## What is needed
Which lines hold the word "Modell"? Copy each of them.

## Records provided
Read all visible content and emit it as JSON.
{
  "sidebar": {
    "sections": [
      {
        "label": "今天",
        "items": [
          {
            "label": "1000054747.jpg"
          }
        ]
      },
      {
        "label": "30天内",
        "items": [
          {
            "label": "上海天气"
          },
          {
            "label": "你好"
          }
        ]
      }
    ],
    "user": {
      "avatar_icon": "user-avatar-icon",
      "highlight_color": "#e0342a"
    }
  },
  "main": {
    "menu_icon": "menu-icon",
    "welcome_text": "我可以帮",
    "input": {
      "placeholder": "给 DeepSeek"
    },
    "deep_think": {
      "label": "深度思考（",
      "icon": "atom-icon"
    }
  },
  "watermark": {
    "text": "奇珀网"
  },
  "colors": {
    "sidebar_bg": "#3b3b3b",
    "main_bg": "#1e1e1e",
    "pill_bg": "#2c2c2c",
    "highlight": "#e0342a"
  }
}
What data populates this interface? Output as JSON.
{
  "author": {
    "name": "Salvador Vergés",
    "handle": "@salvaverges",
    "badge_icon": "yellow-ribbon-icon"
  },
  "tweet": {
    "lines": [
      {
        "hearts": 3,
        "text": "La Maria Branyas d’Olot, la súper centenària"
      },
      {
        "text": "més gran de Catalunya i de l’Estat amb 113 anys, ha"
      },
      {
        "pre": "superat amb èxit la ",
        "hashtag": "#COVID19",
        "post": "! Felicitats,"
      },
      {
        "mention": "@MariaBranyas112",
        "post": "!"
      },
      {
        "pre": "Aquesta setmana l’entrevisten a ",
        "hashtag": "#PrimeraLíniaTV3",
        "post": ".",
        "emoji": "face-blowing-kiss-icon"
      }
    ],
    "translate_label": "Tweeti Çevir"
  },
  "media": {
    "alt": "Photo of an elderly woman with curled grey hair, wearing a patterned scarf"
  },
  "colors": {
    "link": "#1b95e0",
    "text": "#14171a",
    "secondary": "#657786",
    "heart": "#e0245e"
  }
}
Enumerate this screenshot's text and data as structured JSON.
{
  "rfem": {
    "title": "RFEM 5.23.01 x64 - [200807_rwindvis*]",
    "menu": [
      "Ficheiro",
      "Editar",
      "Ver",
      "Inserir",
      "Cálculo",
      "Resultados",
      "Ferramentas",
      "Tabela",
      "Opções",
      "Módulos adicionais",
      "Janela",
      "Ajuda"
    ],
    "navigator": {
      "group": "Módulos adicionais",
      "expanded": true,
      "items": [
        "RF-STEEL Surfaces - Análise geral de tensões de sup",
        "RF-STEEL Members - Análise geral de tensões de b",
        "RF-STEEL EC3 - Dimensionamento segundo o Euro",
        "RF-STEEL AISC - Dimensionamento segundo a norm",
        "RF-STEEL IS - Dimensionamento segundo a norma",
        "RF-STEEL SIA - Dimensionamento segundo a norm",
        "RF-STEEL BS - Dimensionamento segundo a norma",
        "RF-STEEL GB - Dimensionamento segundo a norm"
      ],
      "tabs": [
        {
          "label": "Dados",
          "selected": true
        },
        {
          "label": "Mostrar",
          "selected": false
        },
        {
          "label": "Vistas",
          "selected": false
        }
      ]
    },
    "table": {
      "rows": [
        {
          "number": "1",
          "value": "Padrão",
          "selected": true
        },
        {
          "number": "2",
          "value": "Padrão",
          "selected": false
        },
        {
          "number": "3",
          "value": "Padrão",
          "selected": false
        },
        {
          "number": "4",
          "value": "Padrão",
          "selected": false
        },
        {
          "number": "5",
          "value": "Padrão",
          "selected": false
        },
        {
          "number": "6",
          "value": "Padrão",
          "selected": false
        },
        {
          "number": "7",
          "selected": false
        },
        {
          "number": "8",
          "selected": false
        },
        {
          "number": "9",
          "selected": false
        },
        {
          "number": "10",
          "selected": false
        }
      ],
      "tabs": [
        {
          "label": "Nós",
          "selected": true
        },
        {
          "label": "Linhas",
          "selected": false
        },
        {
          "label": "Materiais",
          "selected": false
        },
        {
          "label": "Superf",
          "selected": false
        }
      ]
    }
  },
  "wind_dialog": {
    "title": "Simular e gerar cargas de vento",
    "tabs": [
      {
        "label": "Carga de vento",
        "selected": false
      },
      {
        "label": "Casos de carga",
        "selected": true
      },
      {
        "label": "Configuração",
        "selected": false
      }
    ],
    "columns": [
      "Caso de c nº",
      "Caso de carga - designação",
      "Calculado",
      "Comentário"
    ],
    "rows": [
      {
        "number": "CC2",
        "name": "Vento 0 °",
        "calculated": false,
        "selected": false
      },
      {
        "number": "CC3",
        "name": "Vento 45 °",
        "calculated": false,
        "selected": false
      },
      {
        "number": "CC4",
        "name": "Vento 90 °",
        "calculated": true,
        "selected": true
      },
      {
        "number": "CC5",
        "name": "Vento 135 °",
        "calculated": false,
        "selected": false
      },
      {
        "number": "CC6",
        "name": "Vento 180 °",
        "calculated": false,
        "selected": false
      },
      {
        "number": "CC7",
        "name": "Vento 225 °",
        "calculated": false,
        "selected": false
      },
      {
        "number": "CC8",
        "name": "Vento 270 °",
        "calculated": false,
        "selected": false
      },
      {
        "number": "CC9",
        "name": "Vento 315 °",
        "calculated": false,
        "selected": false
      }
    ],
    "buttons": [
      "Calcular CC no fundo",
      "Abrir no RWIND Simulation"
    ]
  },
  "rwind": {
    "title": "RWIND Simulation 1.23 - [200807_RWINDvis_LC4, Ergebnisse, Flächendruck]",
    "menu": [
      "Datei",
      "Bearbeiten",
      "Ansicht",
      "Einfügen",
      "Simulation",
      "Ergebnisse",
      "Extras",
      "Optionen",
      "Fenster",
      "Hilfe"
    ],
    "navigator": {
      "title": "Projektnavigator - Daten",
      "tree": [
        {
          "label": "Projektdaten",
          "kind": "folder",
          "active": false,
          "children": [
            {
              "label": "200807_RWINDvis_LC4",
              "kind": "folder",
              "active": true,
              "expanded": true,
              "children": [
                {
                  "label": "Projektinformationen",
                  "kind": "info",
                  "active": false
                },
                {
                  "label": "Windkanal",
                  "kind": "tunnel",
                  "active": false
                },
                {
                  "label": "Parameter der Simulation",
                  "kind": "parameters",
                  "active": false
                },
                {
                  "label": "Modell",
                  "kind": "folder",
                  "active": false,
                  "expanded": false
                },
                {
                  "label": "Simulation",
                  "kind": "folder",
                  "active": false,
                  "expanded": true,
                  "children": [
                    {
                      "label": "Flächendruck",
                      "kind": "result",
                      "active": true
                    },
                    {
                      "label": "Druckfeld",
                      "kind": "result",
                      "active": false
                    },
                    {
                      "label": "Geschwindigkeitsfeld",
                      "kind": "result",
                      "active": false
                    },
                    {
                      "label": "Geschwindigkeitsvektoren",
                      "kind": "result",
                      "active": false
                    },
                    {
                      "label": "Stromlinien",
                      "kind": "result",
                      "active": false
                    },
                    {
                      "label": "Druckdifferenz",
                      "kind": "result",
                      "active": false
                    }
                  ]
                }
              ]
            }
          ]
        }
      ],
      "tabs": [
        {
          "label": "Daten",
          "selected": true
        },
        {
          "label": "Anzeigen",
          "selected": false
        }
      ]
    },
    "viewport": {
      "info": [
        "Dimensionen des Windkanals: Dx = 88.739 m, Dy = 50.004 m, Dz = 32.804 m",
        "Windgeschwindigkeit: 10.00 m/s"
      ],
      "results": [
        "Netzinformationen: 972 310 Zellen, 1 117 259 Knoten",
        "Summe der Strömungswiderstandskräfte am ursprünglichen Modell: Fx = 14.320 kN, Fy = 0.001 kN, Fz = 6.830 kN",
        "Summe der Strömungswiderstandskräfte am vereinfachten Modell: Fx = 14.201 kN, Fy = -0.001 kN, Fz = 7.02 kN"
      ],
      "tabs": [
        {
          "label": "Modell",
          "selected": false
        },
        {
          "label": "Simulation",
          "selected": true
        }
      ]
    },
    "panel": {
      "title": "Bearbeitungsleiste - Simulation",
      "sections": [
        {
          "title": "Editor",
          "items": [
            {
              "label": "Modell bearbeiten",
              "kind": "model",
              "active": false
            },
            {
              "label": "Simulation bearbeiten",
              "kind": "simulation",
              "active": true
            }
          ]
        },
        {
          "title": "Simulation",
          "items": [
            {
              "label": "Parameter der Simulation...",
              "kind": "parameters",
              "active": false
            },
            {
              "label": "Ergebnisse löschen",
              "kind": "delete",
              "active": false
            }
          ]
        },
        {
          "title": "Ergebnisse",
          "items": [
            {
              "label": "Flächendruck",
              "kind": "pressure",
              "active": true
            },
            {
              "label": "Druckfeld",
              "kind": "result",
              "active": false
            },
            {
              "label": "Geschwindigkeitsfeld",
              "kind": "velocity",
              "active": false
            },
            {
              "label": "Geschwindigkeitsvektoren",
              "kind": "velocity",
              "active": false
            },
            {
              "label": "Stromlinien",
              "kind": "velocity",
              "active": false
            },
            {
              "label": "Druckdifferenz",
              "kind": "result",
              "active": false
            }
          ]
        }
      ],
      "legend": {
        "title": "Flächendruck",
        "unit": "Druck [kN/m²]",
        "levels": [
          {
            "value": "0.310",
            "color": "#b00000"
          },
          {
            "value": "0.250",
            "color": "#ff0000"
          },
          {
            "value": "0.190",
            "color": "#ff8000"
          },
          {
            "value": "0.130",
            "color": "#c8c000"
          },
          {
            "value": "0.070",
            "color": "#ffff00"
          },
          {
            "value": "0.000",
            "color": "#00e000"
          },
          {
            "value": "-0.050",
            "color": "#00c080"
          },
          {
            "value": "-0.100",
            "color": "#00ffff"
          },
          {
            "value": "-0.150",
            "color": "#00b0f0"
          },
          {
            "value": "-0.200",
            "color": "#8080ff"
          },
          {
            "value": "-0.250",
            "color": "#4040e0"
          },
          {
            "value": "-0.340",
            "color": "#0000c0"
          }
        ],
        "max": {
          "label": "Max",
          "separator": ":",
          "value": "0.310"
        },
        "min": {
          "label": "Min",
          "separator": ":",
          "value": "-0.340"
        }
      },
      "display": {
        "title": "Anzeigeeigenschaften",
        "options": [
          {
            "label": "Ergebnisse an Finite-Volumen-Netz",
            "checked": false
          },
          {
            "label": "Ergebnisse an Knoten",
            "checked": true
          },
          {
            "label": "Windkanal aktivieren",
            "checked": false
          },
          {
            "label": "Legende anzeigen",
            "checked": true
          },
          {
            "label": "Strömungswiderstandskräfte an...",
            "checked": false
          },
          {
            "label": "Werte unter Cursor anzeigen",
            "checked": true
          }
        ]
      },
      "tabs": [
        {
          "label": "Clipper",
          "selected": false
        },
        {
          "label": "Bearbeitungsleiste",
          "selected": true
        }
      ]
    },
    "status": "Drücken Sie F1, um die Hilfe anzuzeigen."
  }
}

## Result for this task
                  "label": "Modell",
        "Summe der Strömungswiderstandskräfte am ursprünglichen Modell: Fx = 14.320 kN, Fy = 0.001 kN, Fz = 6.830 kN",
        "Summe der Strömungswiderstandskräfte am vereinfachten Modell: Fx = 14.201 kN, Fy = -0.001 kN, Fz = 7.02 kN"
          "label": "Modell",
              "label": "Modell bearbeiten",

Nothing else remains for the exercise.